-- Start Material for this exercise --

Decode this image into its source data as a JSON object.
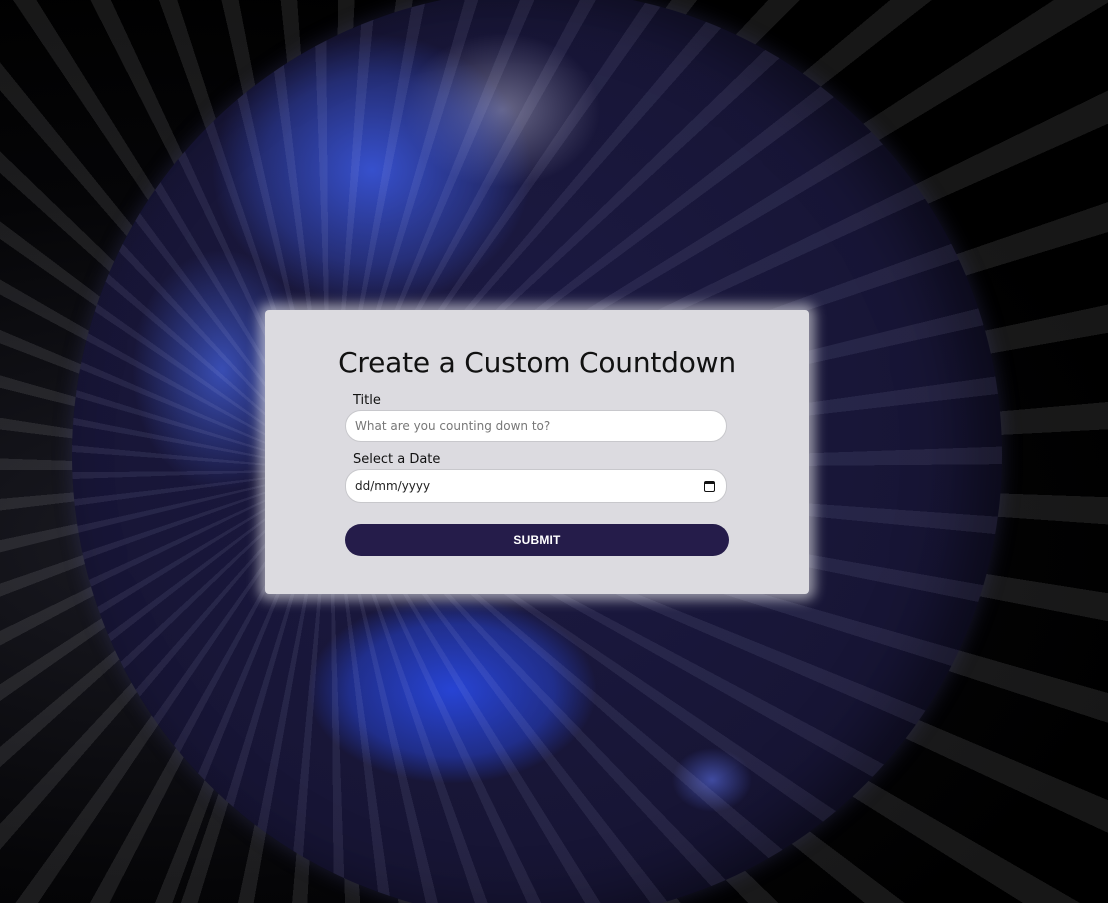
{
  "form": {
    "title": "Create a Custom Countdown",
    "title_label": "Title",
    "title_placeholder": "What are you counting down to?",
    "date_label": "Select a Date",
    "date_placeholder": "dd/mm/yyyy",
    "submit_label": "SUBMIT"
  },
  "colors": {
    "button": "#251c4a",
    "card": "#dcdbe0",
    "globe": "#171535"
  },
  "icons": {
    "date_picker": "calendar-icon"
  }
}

-- End Material for this exercise --

**Problem statement**
Without the pictures, retype the whole of the material above exactly.

**Answer to the problem**
Decode this image into its source data as a JSON object.
{
  "form": {
    "title": "Create a Custom Countdown",
    "title_label": "Title",
    "title_placeholder": "What are you counting down to?",
    "date_label": "Select a Date",
    "date_placeholder": "dd/mm/yyyy",
    "submit_label": "SUBMIT"
  },
  "colors": {
    "button": "#251c4a",
    "card": "#dcdbe0",
    "globe": "#171535"
  },
  "icons": {
    "date_picker": "calendar-icon"
  }
}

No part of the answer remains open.